TASK OBJECTIVE:
Return the material below in full and exactly.

(Figure content listings)
▬▬▬▬▬▬
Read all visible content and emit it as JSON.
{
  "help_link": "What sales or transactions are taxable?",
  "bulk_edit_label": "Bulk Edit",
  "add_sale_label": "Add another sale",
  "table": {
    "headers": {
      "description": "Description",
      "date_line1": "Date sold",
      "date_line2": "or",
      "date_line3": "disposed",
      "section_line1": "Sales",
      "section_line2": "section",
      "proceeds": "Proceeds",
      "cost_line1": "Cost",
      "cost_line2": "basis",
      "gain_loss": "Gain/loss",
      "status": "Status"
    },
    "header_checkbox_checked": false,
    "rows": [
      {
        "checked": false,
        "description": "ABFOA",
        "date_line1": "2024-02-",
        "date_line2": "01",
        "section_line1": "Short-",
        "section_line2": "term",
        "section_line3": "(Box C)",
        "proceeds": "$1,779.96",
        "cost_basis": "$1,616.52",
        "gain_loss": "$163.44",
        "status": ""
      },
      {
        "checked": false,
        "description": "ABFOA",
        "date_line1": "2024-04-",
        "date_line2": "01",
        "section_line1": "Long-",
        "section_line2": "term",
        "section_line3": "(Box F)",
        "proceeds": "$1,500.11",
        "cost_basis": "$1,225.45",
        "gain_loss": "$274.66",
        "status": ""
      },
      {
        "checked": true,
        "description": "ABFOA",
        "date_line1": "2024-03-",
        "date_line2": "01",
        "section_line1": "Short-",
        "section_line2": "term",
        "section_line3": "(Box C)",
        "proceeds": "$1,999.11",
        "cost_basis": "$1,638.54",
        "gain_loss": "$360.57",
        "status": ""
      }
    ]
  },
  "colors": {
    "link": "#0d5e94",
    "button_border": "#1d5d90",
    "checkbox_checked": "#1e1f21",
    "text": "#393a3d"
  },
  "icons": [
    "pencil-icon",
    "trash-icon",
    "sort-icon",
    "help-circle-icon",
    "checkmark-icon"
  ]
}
▬▬▬▬▬▬
ANSWER FOR THE TASK:
Read all visible content and emit it as JSON.
{
  "help_link": "What sales or transactions are taxable?",
  "bulk_edit_label": "Bulk Edit",
  "add_sale_label": "Add another sale",
  "table": {
    "headers": {
      "description": "Description",
      "date_line1": "Date sold",
      "date_line2": "or",
      "date_line3": "disposed",
      "section_line1": "Sales",
      "section_line2": "section",
      "proceeds": "Proceeds",
      "cost_line1": "Cost",
      "cost_line2": "basis",
      "gain_loss": "Gain/loss",
      "status": "Status"
    },
    "header_checkbox_checked": false,
    "rows": [
      {
        "checked": false,
        "description": "ABFOA",
        "date_line1": "2024-02-",
        "date_line2": "01",
        "section_line1": "Short-",
        "section_line2": "term",
        "section_line3": "(Box C)",
        "proceeds": "$1,779.96",
        "cost_basis": "$1,616.52",
        "gain_loss": "$163.44",
        "status": ""
      },
      {
        "checked": false,
        "description": "ABFOA",
        "date_line1": "2024-04-",
        "date_line2": "01",
        "section_line1": "Long-",
        "section_line2": "term",
        "section_line3": "(Box F)",
        "proceeds": "$1,500.11",
        "cost_basis": "$1,225.45",
        "gain_loss": "$274.66",
        "status": ""
      },
      {
        "checked": true,
        "description": "ABFOA",
        "date_line1": "2024-03-",
        "date_line2": "01",
        "section_line1": "Short-",
        "section_line2": "term",
        "section_line3": "(Box C)",
        "proceeds": "$1,999.11",
        "cost_basis": "$1,638.54",
        "gain_loss": "$360.57",
        "status": ""
      }
    ]
  },
  "colors": {
    "link": "#0d5e94",
    "button_border": "#1d5d90",
    "checkbox_checked": "#1e1f21",
    "text": "#393a3d"
  },
  "icons": [
    "pencil-icon",
    "trash-icon",
    "sort-icon",
    "help-circle-icon",
    "checkmark-icon"
  ]
}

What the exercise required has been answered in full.